** START Raw records **

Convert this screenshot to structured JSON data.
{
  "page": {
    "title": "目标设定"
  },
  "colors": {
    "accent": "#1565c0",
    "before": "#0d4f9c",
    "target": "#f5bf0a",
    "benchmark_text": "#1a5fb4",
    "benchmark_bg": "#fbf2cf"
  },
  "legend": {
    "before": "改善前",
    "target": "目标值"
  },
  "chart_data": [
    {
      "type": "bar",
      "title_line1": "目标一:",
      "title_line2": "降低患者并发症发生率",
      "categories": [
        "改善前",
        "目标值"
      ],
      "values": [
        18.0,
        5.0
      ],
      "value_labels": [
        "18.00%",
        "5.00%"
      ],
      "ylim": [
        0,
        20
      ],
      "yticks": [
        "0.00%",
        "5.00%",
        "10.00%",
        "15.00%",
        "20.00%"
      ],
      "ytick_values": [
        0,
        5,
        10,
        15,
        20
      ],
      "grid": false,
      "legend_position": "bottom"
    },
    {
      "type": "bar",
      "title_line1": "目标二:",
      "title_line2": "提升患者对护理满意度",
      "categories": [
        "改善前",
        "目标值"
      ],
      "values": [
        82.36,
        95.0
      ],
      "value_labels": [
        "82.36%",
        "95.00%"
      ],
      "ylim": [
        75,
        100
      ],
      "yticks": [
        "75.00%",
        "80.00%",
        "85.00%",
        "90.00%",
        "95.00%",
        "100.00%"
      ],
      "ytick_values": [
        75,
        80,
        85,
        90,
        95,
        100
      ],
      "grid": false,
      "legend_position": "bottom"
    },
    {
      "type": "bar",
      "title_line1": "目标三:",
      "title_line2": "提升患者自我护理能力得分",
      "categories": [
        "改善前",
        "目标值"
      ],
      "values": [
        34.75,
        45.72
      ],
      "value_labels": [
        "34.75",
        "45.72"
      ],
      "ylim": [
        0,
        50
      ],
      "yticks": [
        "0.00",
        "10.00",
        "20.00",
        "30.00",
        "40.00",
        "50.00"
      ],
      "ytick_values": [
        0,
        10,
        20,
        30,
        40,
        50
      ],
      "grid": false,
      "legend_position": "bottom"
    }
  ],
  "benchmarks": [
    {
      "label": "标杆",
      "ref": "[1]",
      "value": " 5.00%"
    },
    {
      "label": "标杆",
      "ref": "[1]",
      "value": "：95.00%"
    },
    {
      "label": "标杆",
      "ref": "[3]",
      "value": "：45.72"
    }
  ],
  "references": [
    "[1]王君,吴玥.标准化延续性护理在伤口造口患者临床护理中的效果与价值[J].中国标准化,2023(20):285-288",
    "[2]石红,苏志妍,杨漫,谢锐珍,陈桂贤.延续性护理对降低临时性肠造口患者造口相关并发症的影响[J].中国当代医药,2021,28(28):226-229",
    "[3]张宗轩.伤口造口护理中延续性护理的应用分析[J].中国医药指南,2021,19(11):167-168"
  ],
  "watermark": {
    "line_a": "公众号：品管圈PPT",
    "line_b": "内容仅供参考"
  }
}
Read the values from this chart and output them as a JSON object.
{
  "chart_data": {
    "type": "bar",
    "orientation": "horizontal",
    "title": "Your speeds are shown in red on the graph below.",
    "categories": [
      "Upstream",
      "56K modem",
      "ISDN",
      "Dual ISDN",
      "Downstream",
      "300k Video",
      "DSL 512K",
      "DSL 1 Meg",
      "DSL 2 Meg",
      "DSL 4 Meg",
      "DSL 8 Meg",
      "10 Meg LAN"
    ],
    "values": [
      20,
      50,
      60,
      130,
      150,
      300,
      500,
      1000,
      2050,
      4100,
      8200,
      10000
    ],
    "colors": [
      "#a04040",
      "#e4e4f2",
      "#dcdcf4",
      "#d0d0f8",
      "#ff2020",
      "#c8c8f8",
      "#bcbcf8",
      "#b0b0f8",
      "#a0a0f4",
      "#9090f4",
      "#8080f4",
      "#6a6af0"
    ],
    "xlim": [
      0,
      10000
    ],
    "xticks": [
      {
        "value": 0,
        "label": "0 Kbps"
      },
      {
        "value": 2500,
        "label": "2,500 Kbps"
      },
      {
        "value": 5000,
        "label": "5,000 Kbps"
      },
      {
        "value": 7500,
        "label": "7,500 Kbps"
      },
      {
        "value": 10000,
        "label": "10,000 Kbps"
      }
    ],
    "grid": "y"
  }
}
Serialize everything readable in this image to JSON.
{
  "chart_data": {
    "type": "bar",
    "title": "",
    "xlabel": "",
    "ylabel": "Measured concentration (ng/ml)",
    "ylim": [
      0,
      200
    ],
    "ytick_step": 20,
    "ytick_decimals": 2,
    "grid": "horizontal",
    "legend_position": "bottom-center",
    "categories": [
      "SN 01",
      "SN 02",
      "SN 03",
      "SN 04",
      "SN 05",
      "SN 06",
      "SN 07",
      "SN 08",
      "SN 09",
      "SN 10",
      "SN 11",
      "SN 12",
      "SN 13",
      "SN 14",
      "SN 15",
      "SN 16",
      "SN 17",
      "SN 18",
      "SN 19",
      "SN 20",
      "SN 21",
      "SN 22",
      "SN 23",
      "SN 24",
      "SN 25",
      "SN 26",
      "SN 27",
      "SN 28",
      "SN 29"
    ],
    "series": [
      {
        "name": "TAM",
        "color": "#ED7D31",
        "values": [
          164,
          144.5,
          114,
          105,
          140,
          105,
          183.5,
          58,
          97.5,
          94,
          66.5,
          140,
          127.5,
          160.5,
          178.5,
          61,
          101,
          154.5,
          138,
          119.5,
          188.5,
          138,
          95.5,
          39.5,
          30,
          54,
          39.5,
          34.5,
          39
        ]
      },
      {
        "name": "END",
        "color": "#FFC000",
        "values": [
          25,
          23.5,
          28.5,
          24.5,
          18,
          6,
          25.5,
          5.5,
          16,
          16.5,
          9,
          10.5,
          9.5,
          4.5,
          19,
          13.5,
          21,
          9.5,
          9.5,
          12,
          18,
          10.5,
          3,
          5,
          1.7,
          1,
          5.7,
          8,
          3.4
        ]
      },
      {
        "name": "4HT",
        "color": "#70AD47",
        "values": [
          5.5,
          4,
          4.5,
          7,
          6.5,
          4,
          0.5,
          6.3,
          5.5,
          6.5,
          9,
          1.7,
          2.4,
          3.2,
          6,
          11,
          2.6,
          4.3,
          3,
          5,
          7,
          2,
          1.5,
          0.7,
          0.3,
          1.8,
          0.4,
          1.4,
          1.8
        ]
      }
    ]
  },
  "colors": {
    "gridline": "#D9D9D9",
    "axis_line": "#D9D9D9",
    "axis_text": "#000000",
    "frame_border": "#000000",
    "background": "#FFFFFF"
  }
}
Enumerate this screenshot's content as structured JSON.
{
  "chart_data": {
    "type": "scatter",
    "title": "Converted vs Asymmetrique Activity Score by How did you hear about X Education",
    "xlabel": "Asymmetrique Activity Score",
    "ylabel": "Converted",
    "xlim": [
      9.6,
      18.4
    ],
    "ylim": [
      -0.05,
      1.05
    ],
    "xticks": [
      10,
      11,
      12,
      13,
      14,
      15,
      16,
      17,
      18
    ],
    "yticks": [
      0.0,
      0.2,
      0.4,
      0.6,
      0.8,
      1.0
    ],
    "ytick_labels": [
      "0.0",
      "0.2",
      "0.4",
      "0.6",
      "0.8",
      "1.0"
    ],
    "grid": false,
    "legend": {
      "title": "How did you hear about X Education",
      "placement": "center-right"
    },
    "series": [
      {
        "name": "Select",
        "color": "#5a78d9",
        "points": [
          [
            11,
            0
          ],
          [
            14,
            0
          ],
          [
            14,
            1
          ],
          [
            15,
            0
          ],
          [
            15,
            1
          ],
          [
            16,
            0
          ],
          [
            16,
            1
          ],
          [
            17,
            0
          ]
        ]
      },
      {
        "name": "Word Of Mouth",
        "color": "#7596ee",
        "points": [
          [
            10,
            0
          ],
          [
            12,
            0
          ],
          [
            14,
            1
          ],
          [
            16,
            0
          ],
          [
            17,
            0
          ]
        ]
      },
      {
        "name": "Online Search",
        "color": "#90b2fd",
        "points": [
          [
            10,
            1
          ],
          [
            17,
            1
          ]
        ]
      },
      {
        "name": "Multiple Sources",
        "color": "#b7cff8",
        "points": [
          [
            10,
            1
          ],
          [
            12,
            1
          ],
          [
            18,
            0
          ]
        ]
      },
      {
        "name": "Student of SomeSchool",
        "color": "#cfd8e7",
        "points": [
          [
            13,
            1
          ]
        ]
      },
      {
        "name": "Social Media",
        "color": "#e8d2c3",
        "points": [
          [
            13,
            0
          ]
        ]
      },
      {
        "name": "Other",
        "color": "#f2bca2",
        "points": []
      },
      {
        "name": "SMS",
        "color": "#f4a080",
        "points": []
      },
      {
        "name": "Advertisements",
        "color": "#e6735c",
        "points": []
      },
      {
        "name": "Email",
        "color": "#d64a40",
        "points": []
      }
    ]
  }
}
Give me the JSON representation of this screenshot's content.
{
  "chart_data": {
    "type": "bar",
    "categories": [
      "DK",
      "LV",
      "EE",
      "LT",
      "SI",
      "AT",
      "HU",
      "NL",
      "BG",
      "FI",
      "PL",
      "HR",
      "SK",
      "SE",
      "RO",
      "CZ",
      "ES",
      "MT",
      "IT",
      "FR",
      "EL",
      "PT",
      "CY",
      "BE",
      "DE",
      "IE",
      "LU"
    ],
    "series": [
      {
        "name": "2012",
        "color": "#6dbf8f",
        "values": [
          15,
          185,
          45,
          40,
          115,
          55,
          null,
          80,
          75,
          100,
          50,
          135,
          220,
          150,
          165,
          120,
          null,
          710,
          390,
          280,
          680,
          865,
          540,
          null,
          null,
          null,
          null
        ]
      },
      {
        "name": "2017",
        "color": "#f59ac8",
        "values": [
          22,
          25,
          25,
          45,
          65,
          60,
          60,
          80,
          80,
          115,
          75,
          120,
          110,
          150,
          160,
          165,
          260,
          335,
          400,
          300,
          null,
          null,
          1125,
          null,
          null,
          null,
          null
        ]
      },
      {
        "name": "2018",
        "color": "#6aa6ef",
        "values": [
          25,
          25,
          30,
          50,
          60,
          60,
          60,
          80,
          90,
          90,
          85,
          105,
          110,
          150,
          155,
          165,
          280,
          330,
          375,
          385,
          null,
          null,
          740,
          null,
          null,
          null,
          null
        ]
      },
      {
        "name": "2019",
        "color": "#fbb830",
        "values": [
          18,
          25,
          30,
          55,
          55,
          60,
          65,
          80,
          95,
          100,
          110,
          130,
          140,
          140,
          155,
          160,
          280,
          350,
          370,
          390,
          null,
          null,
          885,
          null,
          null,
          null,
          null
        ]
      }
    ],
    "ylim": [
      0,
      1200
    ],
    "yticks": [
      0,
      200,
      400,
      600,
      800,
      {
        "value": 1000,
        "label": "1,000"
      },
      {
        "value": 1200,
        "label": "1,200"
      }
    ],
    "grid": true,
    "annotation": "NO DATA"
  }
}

** END Raw records **

Find the lines above that include the string "Education" and copy them.

Completed exercise ▸
    "title": "Converted vs Asymmetrique Activity Score by How did you hear about X Education",
      "title": "How did you hear about X Education",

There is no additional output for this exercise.